- [Given task] State the number of lines that include the string "西区街道", and write nothing else.

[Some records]
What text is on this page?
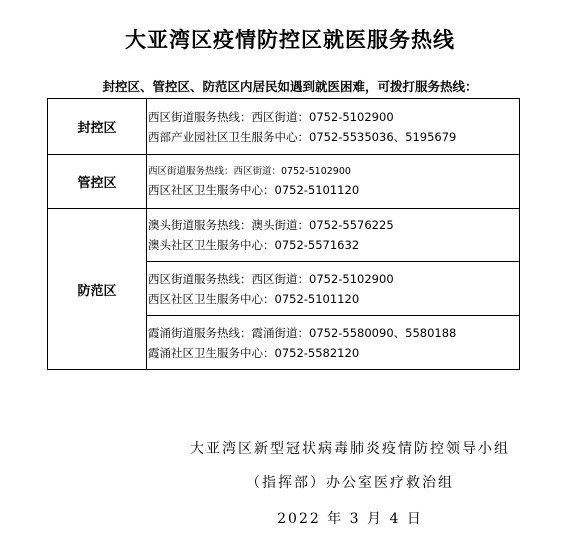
大亚湾区疫情防控区就医服务热线
封控区、管控区、防范区内居民如遇到就医困难，可拨打服务热线：
封控区	西区街道服务热线：西区街道：0752-5102900
西部产业园社区卫生服务中心：0752-5535036、5195679

管控区	西区街道服务热线：西区街道：0752-5102900
西区社区卫生服务中心：0752-5101120

防范区	澳头街道服务热线：澳头街道：0752-5576225
澳头社区卫生服务中心：0752-5571632

	西区街道服务热线：西区街道：0752-5102900
西区社区卫生服务中心：0752-5101120

	霞涌街道服务热线：霞涌街道：0752-5580090、5580188
霞涌社区卫生服务中心：0752-5582120
大亚湾区新型冠状病毒肺炎疫情防控领导小组
（指挥部）办公室医疗救治组
2022 年 3 月 4 日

- [Output of the exercise] 3